begin DATA SHOWN

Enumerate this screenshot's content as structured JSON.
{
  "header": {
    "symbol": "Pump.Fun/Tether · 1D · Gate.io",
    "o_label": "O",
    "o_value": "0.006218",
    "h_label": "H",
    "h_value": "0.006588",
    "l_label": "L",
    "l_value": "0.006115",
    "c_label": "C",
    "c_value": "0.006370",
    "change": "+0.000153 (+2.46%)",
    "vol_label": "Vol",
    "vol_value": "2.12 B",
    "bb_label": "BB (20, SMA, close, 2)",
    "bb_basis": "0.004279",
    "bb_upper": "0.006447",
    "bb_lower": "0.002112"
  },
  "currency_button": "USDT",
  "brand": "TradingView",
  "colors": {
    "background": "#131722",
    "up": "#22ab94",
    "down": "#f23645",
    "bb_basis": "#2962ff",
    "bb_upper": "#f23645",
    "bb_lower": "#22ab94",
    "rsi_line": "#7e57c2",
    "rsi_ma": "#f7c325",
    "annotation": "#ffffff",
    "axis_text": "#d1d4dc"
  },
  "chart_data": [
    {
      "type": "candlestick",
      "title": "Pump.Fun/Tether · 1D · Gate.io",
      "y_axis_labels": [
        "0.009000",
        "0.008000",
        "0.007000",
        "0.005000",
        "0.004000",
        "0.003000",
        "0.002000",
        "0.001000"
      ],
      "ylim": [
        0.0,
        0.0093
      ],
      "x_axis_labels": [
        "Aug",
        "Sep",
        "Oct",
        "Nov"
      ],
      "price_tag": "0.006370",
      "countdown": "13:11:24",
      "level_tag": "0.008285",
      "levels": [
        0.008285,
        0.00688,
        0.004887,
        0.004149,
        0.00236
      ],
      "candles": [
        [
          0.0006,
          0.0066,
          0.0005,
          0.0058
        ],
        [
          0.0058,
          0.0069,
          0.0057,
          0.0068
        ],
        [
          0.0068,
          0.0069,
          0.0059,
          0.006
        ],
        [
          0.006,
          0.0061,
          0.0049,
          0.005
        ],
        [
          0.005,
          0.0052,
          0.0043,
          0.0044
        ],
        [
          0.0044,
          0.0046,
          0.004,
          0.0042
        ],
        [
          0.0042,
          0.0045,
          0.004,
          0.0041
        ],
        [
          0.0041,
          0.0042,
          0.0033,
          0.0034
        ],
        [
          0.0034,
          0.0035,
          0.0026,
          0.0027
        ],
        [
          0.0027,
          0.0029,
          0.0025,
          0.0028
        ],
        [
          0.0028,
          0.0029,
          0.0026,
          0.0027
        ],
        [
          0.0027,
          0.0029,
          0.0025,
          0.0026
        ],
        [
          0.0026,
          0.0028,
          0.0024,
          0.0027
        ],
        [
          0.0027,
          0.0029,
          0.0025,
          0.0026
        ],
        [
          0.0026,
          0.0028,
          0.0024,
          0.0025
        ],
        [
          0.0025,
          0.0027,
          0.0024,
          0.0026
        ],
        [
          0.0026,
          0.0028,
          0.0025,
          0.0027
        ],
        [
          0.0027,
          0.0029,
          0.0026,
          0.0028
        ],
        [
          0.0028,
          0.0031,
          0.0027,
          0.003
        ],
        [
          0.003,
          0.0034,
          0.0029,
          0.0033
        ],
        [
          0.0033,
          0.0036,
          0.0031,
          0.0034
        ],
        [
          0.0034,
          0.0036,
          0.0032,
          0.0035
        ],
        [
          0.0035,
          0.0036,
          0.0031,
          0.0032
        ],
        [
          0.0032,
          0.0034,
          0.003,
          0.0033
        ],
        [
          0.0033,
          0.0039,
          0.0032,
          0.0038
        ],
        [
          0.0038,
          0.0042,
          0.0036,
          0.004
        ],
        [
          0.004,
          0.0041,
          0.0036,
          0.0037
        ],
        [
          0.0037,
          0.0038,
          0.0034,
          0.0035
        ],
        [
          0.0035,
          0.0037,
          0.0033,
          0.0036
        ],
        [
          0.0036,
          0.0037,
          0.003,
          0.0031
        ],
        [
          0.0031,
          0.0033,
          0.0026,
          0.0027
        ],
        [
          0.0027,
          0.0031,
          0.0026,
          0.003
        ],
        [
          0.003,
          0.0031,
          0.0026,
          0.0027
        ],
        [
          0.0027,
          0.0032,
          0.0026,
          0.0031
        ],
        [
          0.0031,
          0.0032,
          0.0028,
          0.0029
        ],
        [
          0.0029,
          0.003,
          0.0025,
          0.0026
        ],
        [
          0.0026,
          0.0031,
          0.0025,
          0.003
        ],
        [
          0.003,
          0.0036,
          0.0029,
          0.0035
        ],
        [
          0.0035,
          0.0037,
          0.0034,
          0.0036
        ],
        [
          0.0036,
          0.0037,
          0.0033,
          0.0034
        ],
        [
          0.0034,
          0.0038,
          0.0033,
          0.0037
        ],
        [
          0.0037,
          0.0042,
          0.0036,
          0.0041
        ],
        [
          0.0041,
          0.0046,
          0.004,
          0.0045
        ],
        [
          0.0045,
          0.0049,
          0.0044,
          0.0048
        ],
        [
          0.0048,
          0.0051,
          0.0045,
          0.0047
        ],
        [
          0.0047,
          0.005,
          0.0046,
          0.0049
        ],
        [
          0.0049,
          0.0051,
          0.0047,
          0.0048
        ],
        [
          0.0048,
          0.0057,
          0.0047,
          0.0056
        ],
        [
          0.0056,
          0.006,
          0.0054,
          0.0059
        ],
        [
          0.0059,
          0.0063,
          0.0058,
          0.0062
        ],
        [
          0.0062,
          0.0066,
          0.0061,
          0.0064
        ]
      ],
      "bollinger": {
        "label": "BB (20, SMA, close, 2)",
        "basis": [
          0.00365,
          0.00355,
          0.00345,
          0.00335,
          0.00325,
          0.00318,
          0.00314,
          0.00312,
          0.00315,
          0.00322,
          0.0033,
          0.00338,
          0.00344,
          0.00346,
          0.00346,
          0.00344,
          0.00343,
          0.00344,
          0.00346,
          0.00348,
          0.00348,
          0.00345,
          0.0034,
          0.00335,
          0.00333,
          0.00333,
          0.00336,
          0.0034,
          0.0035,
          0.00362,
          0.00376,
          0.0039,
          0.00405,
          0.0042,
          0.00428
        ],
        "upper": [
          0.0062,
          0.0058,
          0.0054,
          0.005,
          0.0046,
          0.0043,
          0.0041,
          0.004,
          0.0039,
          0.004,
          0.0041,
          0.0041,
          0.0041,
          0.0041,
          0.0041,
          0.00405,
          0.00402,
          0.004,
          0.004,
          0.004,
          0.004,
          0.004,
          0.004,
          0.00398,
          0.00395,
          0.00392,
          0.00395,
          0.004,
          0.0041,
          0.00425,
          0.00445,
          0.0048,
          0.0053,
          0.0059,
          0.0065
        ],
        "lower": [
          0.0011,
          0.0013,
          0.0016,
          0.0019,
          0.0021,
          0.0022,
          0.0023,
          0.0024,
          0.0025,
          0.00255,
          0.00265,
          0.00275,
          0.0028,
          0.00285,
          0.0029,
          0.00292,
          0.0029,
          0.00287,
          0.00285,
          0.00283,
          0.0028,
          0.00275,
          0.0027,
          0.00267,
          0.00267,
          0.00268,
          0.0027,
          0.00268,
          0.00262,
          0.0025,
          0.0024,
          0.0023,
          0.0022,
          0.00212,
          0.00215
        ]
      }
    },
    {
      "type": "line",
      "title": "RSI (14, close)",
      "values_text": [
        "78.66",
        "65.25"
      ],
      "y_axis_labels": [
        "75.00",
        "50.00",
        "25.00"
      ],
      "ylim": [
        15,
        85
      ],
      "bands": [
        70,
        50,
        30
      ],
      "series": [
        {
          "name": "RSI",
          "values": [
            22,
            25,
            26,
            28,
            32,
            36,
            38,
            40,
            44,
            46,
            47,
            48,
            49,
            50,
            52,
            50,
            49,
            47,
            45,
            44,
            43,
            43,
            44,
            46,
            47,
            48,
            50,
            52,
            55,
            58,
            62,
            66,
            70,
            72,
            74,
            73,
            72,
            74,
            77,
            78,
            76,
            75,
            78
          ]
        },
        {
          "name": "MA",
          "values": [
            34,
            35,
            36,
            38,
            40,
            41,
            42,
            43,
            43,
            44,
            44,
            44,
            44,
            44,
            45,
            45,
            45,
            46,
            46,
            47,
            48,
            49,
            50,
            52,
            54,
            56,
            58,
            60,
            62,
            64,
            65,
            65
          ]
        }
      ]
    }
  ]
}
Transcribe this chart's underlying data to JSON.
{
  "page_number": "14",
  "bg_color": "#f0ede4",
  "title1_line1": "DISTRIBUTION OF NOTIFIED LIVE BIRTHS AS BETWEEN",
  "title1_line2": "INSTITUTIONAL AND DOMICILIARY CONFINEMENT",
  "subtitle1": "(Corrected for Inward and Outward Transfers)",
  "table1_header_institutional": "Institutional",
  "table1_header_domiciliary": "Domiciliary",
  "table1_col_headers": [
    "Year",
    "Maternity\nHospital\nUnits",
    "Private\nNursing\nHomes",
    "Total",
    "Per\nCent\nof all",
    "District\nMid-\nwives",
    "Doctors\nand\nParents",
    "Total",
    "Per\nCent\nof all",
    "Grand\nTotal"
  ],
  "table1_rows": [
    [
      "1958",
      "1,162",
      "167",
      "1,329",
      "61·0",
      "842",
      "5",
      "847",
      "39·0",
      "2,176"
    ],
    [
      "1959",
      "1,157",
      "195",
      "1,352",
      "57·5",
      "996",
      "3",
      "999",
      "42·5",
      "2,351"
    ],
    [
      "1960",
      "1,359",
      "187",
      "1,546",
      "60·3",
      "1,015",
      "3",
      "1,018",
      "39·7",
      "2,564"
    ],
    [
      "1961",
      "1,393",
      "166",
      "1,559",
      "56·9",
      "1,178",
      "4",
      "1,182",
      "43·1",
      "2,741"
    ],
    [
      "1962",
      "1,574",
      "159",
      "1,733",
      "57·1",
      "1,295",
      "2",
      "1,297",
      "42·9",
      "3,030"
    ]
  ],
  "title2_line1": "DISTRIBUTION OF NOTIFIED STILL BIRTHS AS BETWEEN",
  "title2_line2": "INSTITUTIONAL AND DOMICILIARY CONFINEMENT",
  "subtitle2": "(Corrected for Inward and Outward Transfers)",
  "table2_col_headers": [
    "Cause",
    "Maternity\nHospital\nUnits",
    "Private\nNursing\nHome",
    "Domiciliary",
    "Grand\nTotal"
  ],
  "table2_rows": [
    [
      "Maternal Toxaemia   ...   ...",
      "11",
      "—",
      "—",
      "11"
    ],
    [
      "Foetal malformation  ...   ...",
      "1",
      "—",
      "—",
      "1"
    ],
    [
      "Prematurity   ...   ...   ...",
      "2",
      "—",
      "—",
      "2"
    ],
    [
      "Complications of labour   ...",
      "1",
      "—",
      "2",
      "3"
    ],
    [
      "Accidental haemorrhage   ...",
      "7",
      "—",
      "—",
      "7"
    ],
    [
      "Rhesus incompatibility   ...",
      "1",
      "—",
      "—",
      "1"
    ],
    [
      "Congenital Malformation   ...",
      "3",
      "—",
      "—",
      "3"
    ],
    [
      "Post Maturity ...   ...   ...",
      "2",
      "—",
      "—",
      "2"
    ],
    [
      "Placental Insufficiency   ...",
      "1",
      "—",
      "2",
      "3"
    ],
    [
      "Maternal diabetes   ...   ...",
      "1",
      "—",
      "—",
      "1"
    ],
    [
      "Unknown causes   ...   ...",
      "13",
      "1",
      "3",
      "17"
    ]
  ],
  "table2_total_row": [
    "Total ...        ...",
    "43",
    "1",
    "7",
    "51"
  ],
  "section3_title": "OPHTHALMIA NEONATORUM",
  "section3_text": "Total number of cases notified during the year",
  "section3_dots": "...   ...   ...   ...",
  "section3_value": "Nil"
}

end DATA SHOWN

#### AIM OF THE TASK:
Check each line above for the word "Corrected", and copy the lines where it appears.

#### COMPLETE ANSWER:
  "subtitle1": "(Corrected for Inward and Outward Transfers)",
  "subtitle2": "(Corrected for Inward and Outward Transfers)",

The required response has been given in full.